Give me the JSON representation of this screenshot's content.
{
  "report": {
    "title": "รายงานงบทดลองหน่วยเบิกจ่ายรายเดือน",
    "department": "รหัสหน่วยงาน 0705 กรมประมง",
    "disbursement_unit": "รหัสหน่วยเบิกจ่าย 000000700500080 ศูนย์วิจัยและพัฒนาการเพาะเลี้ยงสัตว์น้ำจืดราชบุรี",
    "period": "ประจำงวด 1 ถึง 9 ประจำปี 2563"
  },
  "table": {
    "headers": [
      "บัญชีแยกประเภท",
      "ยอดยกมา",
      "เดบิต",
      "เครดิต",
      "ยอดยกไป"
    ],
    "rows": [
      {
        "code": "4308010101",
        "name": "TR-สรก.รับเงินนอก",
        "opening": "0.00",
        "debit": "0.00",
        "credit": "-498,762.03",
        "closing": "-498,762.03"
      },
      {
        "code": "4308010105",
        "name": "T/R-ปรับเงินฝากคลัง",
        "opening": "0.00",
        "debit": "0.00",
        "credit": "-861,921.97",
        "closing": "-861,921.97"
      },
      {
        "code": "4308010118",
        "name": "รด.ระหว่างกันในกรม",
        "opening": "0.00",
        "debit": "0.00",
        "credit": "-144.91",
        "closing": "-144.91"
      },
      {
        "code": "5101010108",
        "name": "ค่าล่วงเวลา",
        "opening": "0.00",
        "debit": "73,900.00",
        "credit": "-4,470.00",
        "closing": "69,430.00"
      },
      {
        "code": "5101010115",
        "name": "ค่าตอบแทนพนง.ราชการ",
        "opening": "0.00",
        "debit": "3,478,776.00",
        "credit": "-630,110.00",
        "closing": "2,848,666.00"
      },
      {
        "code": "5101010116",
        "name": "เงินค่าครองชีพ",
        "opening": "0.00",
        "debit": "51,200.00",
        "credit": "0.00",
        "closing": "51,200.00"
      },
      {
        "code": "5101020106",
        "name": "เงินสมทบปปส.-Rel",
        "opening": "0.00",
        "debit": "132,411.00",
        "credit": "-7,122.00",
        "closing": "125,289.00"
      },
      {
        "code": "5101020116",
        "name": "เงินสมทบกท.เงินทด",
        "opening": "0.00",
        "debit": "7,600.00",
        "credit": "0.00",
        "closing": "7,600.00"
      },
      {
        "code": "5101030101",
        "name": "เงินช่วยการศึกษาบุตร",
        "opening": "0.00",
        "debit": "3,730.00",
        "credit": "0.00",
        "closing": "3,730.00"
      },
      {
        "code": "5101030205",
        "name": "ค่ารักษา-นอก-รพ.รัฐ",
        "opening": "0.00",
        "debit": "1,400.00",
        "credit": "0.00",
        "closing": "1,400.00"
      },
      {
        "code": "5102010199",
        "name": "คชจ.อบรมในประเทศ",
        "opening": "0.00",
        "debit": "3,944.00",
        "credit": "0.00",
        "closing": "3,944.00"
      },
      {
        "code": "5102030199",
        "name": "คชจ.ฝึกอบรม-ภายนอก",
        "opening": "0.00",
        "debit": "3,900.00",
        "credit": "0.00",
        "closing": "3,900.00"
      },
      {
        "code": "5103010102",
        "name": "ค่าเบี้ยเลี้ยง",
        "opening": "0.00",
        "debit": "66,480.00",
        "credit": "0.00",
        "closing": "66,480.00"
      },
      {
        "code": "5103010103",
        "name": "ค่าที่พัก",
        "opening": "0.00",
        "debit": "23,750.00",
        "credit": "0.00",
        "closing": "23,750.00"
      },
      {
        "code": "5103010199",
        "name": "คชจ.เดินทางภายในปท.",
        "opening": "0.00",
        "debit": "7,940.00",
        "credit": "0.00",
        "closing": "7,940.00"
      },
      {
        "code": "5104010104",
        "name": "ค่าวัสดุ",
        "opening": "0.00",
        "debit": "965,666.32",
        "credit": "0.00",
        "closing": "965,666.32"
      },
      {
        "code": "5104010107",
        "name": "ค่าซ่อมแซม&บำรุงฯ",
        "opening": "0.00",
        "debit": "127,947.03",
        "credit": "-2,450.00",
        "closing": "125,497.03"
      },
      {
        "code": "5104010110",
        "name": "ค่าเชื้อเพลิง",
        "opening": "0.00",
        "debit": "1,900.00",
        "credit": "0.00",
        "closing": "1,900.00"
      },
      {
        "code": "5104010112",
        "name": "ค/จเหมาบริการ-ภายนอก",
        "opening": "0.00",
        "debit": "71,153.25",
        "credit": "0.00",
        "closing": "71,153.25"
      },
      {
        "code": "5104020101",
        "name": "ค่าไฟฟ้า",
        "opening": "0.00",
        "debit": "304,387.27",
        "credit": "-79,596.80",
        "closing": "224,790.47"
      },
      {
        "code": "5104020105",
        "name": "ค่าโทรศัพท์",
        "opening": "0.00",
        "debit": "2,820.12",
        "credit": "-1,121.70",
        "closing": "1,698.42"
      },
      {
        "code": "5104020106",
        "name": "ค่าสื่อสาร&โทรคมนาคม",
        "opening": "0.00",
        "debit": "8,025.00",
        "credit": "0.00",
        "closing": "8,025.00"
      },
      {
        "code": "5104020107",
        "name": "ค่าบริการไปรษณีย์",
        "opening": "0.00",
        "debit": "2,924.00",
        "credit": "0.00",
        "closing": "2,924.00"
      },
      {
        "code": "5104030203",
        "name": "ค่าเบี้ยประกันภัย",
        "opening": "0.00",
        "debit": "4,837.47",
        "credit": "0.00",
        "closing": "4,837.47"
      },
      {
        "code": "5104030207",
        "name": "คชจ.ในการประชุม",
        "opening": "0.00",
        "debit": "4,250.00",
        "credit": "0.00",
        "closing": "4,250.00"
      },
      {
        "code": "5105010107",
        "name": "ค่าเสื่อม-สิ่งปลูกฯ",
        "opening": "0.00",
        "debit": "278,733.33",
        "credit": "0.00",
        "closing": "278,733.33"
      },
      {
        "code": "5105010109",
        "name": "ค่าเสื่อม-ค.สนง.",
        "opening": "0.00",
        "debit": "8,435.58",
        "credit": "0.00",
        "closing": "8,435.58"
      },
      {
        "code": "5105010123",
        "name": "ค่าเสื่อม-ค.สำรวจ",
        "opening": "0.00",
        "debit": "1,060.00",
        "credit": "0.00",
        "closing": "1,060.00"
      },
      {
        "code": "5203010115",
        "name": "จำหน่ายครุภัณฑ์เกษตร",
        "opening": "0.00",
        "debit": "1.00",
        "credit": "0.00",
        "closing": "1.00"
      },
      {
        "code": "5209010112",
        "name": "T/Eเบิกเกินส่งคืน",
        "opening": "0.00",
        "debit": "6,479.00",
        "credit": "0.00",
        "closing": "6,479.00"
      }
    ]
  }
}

_ _ _ _

## YOUR OBJECTIVE
Count how many lines above carry the word "ภายนอก". Only the number is required.

## RIGHT ANSWER
2